Your task is to output all the records below, word for word.

Figure content listings:

——

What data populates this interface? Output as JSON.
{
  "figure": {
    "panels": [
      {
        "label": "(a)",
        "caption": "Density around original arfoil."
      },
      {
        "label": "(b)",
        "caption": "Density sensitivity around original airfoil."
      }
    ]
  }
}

——

__FINISHED TASK__.
What data populates this interface? Output as JSON.
{
  "figure": {
    "panels": [
      {
        "label": "(a)",
        "caption": "Density around original arfoil."
      },
      {
        "label": "(b)",
        "caption": "Density sensitivity around original airfoil."
      }
    ]
  }
}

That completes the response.